▶ [EXERCISE MATERIALS]
>>>

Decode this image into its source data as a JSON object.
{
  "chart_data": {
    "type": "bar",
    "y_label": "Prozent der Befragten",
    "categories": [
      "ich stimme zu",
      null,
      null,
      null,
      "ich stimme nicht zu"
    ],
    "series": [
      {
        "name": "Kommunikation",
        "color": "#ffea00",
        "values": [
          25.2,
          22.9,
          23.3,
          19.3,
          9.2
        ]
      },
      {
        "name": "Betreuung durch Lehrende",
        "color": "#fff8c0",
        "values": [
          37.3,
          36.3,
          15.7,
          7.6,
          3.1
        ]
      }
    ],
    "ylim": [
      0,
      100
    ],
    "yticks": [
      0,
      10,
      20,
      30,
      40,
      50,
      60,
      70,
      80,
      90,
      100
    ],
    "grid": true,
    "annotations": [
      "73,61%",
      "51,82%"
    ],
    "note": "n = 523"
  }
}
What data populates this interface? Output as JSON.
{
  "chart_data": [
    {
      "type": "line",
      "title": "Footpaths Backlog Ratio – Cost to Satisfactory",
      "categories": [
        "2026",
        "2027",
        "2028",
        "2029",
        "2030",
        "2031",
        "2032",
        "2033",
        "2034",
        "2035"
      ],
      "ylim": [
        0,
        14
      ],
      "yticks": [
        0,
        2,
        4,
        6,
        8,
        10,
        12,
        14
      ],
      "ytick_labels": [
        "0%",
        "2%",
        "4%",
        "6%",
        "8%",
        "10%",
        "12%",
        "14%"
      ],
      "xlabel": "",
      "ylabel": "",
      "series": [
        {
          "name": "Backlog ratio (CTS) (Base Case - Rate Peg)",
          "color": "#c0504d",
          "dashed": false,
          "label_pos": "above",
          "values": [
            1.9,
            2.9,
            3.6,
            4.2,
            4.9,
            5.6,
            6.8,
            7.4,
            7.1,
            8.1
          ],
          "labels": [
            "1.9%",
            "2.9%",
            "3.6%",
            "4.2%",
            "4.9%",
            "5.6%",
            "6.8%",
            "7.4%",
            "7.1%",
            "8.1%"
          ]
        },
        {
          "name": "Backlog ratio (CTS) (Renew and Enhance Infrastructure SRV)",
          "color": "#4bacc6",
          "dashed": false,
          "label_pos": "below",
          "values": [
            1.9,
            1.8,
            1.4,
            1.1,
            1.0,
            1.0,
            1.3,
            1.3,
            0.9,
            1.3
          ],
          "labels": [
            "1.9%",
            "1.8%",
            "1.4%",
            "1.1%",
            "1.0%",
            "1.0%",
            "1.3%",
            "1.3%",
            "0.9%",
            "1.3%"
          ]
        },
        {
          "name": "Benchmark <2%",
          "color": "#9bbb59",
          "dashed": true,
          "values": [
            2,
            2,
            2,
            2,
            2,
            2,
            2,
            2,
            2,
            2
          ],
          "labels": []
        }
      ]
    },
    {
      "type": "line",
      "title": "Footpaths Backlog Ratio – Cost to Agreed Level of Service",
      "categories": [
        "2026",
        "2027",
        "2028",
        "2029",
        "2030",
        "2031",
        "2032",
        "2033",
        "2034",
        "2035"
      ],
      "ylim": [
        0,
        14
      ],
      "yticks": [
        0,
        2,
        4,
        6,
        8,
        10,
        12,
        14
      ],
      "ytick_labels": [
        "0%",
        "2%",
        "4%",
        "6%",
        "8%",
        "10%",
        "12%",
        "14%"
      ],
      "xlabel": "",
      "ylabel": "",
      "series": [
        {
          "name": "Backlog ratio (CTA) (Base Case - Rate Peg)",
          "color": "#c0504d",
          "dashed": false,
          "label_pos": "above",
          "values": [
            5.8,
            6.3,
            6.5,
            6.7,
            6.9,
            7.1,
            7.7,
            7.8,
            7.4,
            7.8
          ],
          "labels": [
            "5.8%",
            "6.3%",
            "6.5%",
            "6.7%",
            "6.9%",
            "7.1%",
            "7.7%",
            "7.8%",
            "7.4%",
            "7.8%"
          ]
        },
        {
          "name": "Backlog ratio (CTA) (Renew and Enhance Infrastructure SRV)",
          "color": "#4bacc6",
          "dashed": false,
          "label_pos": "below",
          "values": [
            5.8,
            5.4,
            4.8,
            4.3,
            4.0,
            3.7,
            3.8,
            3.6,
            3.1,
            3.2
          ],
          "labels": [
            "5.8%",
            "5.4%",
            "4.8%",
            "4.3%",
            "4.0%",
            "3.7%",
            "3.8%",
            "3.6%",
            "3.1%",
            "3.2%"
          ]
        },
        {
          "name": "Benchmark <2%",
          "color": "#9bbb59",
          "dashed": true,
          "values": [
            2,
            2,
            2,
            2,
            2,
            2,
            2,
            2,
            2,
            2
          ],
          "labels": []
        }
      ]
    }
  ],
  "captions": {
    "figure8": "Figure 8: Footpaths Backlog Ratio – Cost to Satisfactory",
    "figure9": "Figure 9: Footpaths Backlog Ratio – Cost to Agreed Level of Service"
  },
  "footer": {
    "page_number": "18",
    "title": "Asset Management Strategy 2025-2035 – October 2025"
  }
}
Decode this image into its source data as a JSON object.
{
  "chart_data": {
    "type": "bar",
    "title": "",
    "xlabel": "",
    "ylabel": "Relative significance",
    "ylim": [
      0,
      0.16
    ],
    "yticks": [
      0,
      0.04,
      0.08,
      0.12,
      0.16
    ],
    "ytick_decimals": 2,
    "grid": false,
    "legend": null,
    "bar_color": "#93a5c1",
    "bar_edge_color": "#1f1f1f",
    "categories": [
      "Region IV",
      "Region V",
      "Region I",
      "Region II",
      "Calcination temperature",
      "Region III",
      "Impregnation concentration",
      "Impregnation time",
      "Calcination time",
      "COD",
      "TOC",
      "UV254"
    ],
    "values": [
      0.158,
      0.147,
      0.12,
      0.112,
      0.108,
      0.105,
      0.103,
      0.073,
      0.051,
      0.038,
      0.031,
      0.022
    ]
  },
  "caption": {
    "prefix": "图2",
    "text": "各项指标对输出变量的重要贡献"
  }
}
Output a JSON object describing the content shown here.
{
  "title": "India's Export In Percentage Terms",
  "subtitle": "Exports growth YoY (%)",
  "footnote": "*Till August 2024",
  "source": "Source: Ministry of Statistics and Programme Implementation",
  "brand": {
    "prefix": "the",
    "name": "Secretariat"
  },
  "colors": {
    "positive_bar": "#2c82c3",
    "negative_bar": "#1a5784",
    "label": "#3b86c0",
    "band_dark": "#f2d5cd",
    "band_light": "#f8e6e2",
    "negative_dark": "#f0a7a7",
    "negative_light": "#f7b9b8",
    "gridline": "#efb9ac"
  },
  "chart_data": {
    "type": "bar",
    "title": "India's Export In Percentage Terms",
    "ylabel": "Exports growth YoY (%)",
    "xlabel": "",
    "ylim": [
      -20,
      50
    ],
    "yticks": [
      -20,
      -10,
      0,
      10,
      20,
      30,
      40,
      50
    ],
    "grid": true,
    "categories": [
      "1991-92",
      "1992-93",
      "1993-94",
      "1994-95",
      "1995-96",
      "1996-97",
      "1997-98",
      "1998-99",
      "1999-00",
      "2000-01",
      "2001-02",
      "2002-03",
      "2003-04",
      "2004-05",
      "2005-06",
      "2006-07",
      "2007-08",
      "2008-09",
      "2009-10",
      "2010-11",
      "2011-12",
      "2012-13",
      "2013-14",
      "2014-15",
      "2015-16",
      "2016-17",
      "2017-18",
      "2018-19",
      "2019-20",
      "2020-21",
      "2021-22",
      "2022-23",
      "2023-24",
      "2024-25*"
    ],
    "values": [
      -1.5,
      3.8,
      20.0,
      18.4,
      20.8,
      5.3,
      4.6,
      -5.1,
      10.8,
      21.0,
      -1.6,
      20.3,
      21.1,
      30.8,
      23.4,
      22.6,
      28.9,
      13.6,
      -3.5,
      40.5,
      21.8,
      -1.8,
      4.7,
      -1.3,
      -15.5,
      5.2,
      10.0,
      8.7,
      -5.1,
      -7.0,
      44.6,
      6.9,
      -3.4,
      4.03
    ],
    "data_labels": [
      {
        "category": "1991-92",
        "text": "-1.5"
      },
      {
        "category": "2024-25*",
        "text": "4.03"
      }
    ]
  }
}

<<<

▶ [PROBLEM STATEMENT] Search the data for "Infrastructure". Copy every matching line.

▶ [FULL ANSWER]
          "name": "Backlog ratio (CTS) (Renew and Enhance Infrastructure SRV)",
          "name": "Backlog ratio (CTA) (Renew and Enhance Infrastructure SRV)",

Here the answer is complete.